:: Items from a dataset ::
· · ·

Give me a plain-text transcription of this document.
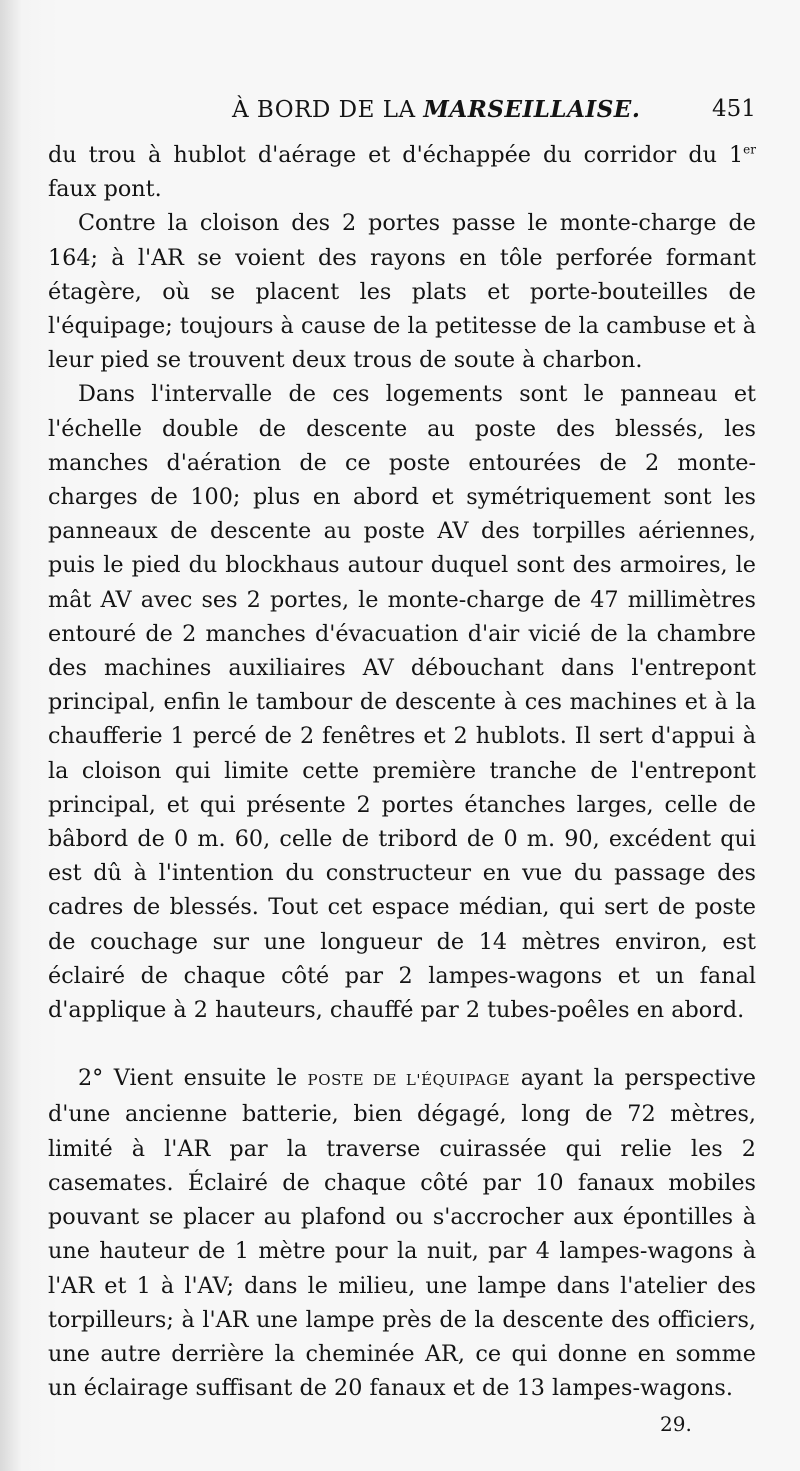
À BORD DE LA MARSEILLAISE.	451

du trou à hublot d'aérage et d'échappée du corridor du 1er faux pont.

Contre la cloison des 2 portes passe le monte-charge de 164; à l'AR se voient des rayons en tôle perforée formant étagère, où se placent les plats et porte-bouteilles de l'équipage; toujours à cause de la petitesse de la cambuse et à leur pied se trouvent deux trous de soute à charbon.

Dans l'intervalle de ces logements sont le panneau et l'échelle double de descente au poste des blessés, les manches d'aération de ce poste entourées de 2 monte-charges de 100; plus en abord et symétriquement sont les panneaux de descente au poste AV des torpilles aériennes, puis le pied du blockhaus autour duquel sont des armoires, le mât AV avec ses 2 portes, le monte-charge de 47 millimètres entouré de 2 manches d'évacuation d'air vicié de la chambre des machines auxiliaires AV débouchant dans l'entrepont principal, enfin le tambour de descente à ces machines et à la chaufferie 1 percé de 2 fenêtres et 2 hublots. Il sert d'appui à la cloison qui limite cette première tranche de l'entrepont principal, et qui présente 2 portes étanches larges, celle de bâbord de 0 m. 60, celle de tribord de 0 m. 90, excédent qui est dû à l'intention du constructeur en vue du passage des cadres de blessés. Tout cet espace médian, qui sert de poste de couchage sur une longueur de 14 mètres environ, est éclairé de chaque côté par 2 lampes-wagons et un fanal d'applique à 2 hauteurs, chauffé par 2 tubes-poêles en abord.

2° Vient ensuite le POSTE DE L'ÉQUIPAGE ayant la perspective d'une ancienne batterie, bien dégagé, long de 72 mètres, limité à l'AR par la traverse cuirassée qui relie les 2 casemates. Éclairé de chaque côté par 10 fanaux mobiles pouvant se placer au plafond ou s'accrocher aux épontilles à une hauteur de 1 mètre pour la nuit, par 4 lampes-wagons à l'AR et 1 à l'AV; dans le milieu, une lampe dans l'atelier des torpilleurs; à l'AR une lampe près de la descente des officiers, une autre derrière la cheminée AR, ce qui donne en somme un éclairage suffisant de 20 fanaux et de 13 lampes-wagons.

29.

· · ·

:: What is being asked ::
Return the listing above unchanged, apart from dropping its pictures.

:: Result for this exercise ::
Give me a plain-text transcription of this document.
À BORD DE LA MARSEILLAISE.	451

du trou à hublot d'aérage et d'échappée du corridor du 1er faux pont.

Contre la cloison des 2 portes passe le monte-charge de 164; à l'AR se voient des rayons en tôle perforée formant étagère, où se placent les plats et porte-bouteilles de l'équipage; toujours à cause de la petitesse de la cambuse et à leur pied se trouvent deux trous de soute à charbon.

Dans l'intervalle de ces logements sont le panneau et l'échelle double de descente au poste des blessés, les manches d'aération de ce poste entourées de 2 monte-charges de 100; plus en abord et symétriquement sont les panneaux de descente au poste AV des torpilles aériennes, puis le pied du blockhaus autour duquel sont des armoires, le mât AV avec ses 2 portes, le monte-charge de 47 millimètres entouré de 2 manches d'évacuation d'air vicié de la chambre des machines auxiliaires AV débouchant dans l'entrepont principal, enfin le tambour de descente à ces machines et à la chaufferie 1 percé de 2 fenêtres et 2 hublots. Il sert d'appui à la cloison qui limite cette première tranche de l'entrepont principal, et qui présente 2 portes étanches larges, celle de bâbord de 0 m. 60, celle de tribord de 0 m. 90, excédent qui est dû à l'intention du constructeur en vue du passage des cadres de blessés. Tout cet espace médian, qui sert de poste de couchage sur une longueur de 14 mètres environ, est éclairé de chaque côté par 2 lampes-wagons et un fanal d'applique à 2 hauteurs, chauffé par 2 tubes-poêles en abord.

2° Vient ensuite le POSTE DE L'ÉQUIPAGE ayant la perspective d'une ancienne batterie, bien dégagé, long de 72 mètres, limité à l'AR par la traverse cuirassée qui relie les 2 casemates. Éclairé de chaque côté par 10 fanaux mobiles pouvant se placer au plafond ou s'accrocher aux épontilles à une hauteur de 1 mètre pour la nuit, par 4 lampes-wagons à l'AR et 1 à l'AV; dans le milieu, une lampe dans l'atelier des torpilleurs; à l'AR une lampe près de la descente des officiers, une autre derrière la cheminée AR, ce qui donne en somme un éclairage suffisant de 20 fanaux et de 13 lampes-wagons.

29.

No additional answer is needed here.